* [SUPPLIED DATA]:
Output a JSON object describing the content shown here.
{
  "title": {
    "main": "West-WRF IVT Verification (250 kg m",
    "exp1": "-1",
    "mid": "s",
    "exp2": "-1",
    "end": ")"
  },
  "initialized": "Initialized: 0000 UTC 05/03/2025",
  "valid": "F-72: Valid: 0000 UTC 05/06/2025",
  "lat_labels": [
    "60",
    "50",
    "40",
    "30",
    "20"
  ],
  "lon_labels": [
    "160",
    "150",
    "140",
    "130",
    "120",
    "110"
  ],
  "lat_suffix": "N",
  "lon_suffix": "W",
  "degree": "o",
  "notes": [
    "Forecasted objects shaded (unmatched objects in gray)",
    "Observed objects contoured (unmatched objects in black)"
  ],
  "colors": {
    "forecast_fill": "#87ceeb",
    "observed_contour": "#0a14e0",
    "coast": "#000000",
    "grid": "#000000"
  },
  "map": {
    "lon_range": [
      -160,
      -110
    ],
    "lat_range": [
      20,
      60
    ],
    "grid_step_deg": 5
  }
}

* [TASK PROMPT]:
Extract every entry in the listing word for word.

* [PROBLEM SOLUTION]:
Output a JSON object describing the content shown here.
{
  "title": {
    "main": "West-WRF IVT Verification (250 kg m",
    "exp1": "-1",
    "mid": "s",
    "exp2": "-1",
    "end": ")"
  },
  "initialized": "Initialized: 0000 UTC 05/03/2025",
  "valid": "F-72: Valid: 0000 UTC 05/06/2025",
  "lat_labels": [
    "60",
    "50",
    "40",
    "30",
    "20"
  ],
  "lon_labels": [
    "160",
    "150",
    "140",
    "130",
    "120",
    "110"
  ],
  "lat_suffix": "N",
  "lon_suffix": "W",
  "degree": "o",
  "notes": [
    "Forecasted objects shaded (unmatched objects in gray)",
    "Observed objects contoured (unmatched objects in black)"
  ],
  "colors": {
    "forecast_fill": "#87ceeb",
    "observed_contour": "#0a14e0",
    "coast": "#000000",
    "grid": "#000000"
  },
  "map": {
    "lon_range": [
      -160,
      -110
    ],
    "lat_range": [
      20,
      60
    ],
    "grid_step_deg": 5
  }
}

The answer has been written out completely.